══ Records ══

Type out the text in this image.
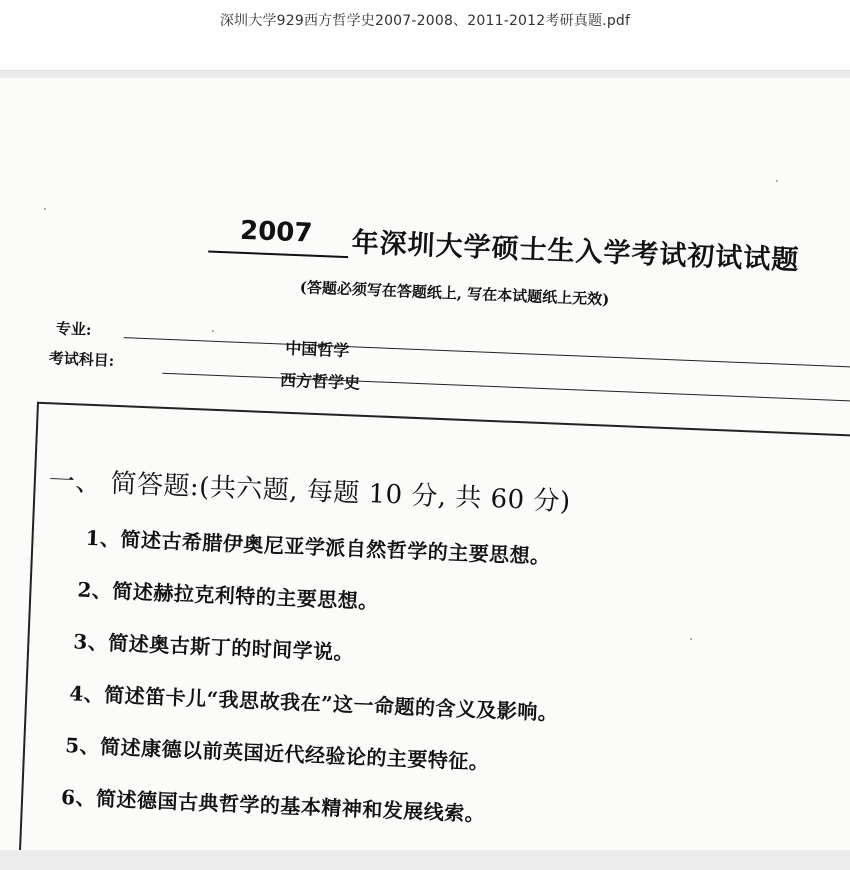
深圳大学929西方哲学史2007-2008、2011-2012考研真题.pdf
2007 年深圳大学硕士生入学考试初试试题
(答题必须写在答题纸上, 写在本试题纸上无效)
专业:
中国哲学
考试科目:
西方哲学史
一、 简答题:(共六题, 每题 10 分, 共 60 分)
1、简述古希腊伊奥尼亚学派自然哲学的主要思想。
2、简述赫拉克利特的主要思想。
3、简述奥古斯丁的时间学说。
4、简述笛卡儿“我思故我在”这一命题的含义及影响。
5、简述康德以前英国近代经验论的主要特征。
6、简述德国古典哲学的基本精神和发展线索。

═══
══ Records ══

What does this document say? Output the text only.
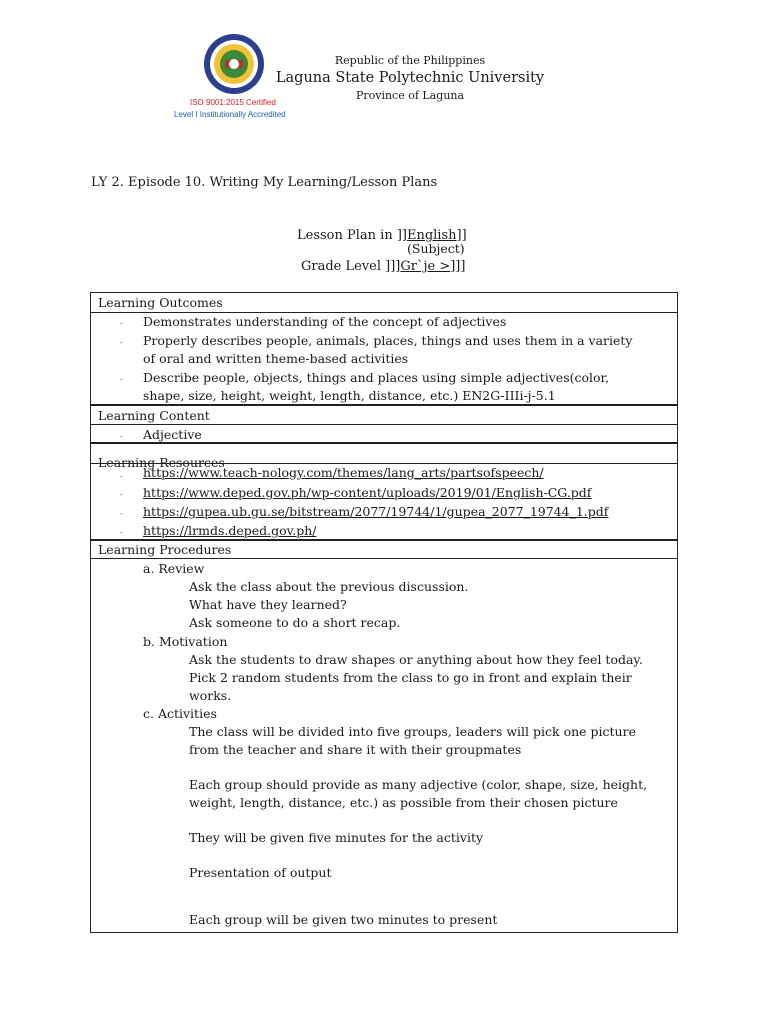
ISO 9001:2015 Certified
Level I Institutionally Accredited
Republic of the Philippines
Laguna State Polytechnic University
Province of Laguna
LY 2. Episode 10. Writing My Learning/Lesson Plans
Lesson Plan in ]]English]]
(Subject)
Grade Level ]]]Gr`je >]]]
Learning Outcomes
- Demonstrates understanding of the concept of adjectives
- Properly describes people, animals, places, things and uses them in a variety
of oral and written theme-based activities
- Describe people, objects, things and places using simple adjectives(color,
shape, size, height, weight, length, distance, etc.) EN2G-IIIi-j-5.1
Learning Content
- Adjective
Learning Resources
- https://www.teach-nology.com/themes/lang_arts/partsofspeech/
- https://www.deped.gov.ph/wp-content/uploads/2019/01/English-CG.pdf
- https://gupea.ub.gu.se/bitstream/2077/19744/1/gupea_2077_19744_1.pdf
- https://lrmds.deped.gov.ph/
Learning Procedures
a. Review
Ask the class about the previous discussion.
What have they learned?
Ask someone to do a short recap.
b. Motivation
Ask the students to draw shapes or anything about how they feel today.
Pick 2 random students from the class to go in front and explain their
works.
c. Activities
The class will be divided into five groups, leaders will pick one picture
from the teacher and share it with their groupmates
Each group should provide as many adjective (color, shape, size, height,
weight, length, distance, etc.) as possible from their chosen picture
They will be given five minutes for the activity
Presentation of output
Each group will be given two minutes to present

═══

Search the entries for the word "picture" and pick out every line that holds it.

Exercise answer:
The class will be divided into five groups, leaders will pick one picture
weight, length, distance, etc.) as possible from their chosen picture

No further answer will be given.